### YOUR GOAL:
Without the images, write out all of the following entries exactly.
=====
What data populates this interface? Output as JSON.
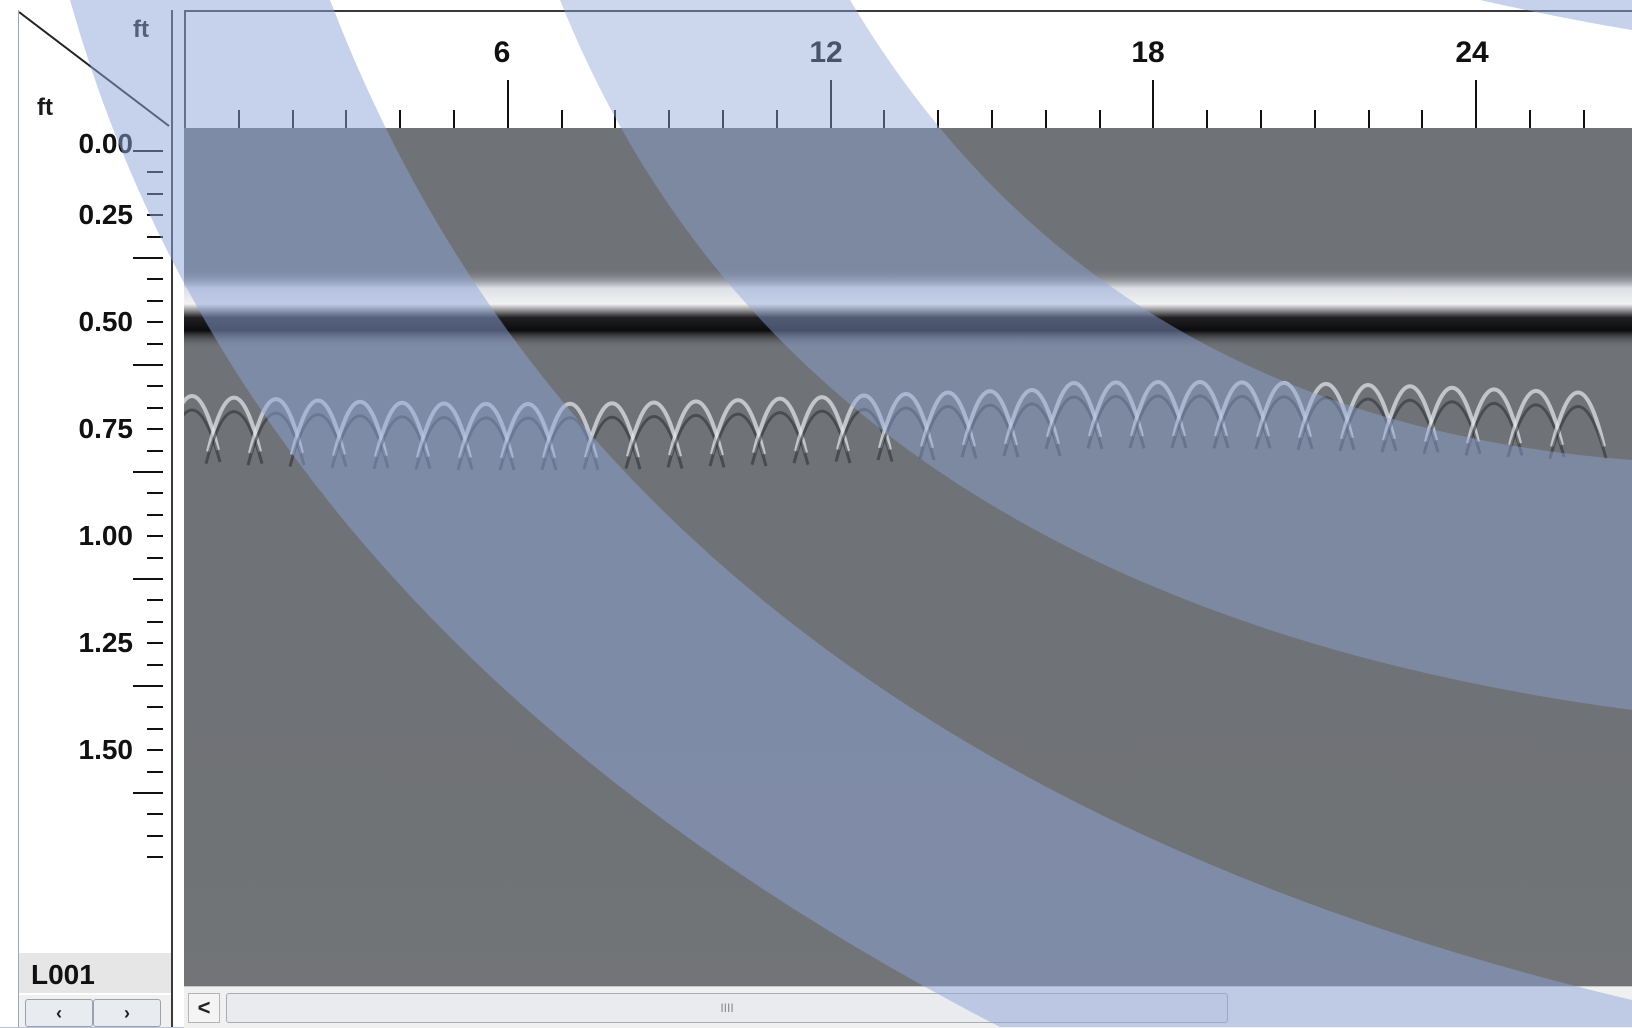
{
  "window": {
    "x_unit": "ft",
    "y_unit": "ft"
  },
  "distance_axis": {
    "labels": [
      "6",
      "12",
      "18",
      "24"
    ]
  },
  "depth_axis": {
    "labels": [
      "0.00",
      "0.25",
      "0.50",
      "0.75",
      "1.00",
      "1.25",
      "1.50"
    ]
  },
  "line_panel": {
    "line_name": "L001",
    "prev_label": "‹",
    "next_label": "›"
  },
  "scrollbar": {
    "left_arrow": "<",
    "grip": "IIII"
  },
  "colors": {
    "accent_blue": "#a9b8dc",
    "radargram_bg": "#6e7175",
    "ruler_text": "#111111"
  }
}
=====
### WRITTEN SOLUTION:
What data populates this interface? Output as JSON.
{
  "window": {
    "x_unit": "ft",
    "y_unit": "ft"
  },
  "distance_axis": {
    "labels": [
      "6",
      "12",
      "18",
      "24"
    ]
  },
  "depth_axis": {
    "labels": [
      "0.00",
      "0.25",
      "0.50",
      "0.75",
      "1.00",
      "1.25",
      "1.50"
    ]
  },
  "line_panel": {
    "line_name": "L001",
    "prev_label": "‹",
    "next_label": "›"
  },
  "scrollbar": {
    "left_arrow": "<",
    "grip": "IIII"
  },
  "colors": {
    "accent_blue": "#a9b8dc",
    "radargram_bg": "#6e7175",
    "ruler_text": "#111111"
  }
}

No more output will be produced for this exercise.